> Exercise requirements
In the entries below, find the lines with the word "this" and copy them.
** start **
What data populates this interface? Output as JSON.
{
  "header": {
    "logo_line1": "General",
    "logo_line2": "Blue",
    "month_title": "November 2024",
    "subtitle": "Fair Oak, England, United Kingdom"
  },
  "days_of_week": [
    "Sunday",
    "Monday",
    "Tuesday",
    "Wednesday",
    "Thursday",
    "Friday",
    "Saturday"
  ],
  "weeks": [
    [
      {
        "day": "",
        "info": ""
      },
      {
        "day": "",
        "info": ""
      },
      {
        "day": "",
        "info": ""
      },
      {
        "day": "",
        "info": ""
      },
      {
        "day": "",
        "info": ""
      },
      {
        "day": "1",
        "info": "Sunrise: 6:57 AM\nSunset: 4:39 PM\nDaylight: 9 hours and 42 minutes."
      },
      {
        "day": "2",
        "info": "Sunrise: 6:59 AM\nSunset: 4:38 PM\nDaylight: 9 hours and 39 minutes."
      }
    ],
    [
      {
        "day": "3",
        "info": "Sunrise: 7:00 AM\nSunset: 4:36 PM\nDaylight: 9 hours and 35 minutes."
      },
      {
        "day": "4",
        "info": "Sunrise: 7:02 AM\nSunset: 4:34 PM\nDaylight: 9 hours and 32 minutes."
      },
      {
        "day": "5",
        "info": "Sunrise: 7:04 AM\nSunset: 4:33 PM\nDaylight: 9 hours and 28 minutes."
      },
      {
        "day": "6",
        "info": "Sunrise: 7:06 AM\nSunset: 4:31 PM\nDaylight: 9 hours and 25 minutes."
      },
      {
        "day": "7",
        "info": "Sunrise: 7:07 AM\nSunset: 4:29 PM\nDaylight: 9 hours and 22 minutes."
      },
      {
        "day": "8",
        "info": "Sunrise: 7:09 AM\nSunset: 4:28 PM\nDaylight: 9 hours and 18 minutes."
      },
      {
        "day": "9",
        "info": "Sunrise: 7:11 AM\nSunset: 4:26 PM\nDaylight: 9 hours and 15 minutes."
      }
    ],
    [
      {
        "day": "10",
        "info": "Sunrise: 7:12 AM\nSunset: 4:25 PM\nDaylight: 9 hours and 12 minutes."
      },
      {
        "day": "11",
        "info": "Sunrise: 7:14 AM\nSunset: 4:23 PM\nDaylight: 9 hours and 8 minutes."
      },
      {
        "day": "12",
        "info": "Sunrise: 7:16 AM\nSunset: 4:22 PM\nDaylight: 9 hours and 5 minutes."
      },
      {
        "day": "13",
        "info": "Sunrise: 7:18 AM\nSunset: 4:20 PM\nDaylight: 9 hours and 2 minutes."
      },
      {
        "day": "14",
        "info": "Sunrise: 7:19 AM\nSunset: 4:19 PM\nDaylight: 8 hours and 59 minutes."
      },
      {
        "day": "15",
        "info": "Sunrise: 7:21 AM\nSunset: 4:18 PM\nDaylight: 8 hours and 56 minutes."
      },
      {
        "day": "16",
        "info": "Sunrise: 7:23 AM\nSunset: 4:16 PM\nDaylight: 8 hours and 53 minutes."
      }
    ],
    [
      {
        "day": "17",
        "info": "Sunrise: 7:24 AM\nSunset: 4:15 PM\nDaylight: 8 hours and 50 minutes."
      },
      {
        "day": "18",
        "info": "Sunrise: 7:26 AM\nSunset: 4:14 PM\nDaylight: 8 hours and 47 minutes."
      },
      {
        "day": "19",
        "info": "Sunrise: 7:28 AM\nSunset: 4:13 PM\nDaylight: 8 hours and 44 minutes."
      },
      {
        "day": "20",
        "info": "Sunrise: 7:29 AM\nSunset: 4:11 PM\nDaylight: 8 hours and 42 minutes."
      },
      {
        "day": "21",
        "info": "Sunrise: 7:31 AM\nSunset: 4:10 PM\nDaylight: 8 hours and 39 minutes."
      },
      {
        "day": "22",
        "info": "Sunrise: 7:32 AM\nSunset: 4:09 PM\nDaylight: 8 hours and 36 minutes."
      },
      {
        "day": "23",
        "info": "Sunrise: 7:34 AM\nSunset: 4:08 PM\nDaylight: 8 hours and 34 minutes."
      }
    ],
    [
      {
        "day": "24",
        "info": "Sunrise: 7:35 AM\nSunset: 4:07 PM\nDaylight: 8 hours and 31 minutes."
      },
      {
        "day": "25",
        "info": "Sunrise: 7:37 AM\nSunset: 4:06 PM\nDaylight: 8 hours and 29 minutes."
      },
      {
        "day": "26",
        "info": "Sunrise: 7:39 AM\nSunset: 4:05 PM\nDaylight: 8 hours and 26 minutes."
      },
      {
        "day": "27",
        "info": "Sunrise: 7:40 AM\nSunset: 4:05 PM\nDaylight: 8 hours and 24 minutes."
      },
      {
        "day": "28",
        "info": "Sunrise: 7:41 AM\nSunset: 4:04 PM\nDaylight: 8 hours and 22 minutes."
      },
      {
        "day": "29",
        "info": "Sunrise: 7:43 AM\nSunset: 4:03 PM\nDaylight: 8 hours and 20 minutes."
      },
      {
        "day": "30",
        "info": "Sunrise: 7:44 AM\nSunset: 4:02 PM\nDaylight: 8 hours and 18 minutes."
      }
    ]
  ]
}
** end **
** start **
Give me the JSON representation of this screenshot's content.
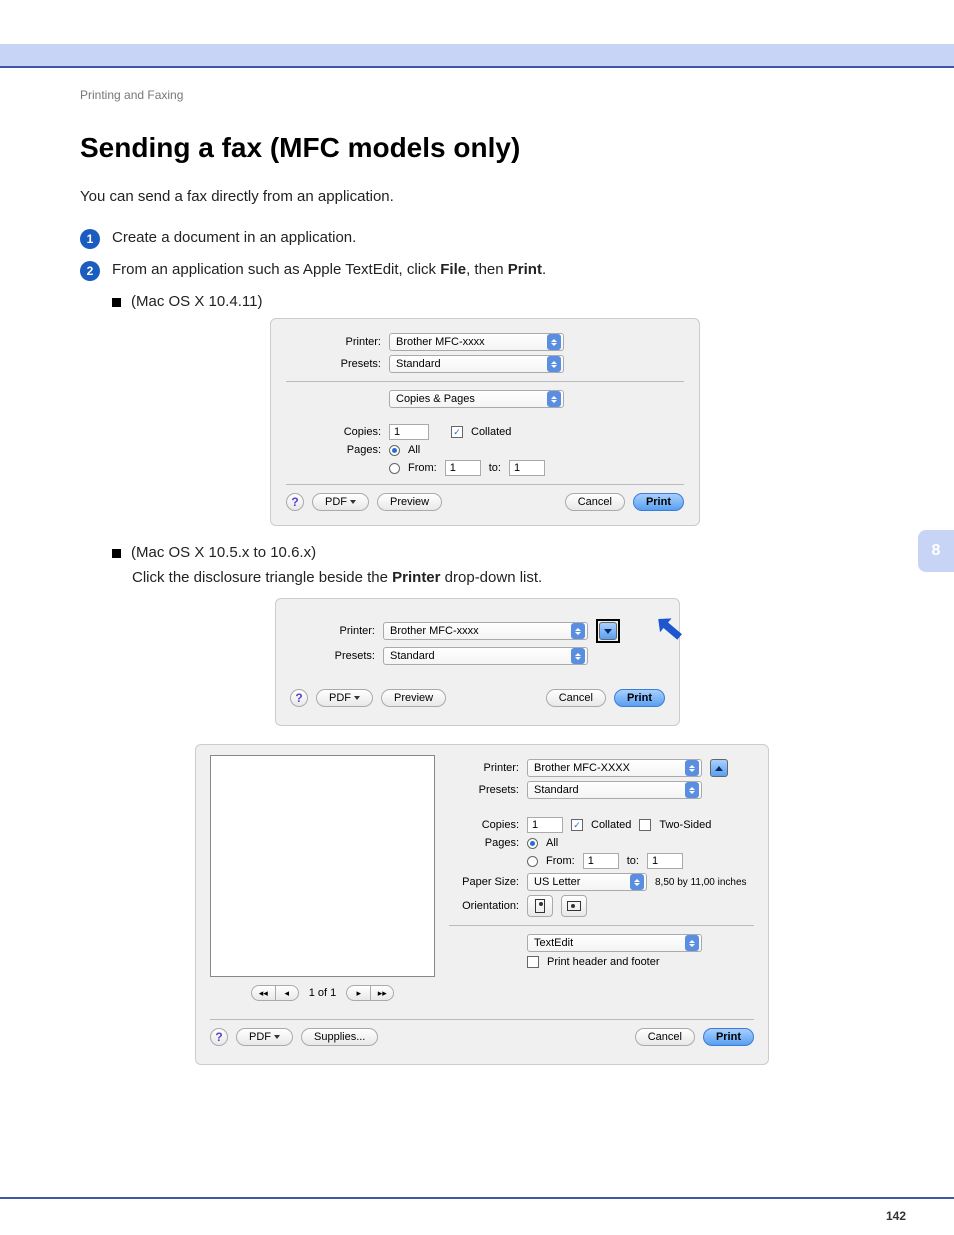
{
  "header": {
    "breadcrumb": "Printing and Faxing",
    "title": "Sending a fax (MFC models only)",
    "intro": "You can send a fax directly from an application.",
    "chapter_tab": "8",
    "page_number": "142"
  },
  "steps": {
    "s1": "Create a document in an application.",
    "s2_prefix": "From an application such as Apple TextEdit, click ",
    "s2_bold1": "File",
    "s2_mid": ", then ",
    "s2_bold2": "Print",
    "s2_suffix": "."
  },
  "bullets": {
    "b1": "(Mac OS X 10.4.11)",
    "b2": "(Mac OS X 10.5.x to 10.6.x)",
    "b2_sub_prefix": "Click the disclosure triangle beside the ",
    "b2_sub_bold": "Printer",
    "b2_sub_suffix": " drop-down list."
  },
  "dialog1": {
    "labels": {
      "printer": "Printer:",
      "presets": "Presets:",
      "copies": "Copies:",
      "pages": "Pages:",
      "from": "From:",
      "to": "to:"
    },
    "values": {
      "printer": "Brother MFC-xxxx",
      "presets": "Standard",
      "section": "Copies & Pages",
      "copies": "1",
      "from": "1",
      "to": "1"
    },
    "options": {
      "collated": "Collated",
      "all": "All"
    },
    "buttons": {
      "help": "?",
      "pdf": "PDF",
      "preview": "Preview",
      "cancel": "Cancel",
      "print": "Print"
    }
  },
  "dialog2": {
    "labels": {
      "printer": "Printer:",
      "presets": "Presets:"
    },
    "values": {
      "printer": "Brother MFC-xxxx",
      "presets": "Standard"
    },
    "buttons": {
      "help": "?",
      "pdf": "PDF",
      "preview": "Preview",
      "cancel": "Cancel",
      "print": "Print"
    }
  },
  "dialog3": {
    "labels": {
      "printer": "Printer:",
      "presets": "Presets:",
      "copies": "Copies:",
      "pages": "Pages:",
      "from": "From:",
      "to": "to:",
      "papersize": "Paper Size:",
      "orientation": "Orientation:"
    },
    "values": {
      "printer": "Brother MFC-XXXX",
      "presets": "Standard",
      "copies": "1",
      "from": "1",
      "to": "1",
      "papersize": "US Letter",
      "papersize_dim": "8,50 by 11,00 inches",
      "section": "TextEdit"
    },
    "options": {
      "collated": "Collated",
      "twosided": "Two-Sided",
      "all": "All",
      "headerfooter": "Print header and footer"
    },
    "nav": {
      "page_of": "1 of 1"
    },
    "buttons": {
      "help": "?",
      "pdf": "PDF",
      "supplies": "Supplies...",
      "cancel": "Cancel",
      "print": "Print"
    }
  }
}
** end **
> Answer for the task
What data populates this interface? Output as JSON.
Give me the JSON representation of this screenshot's content.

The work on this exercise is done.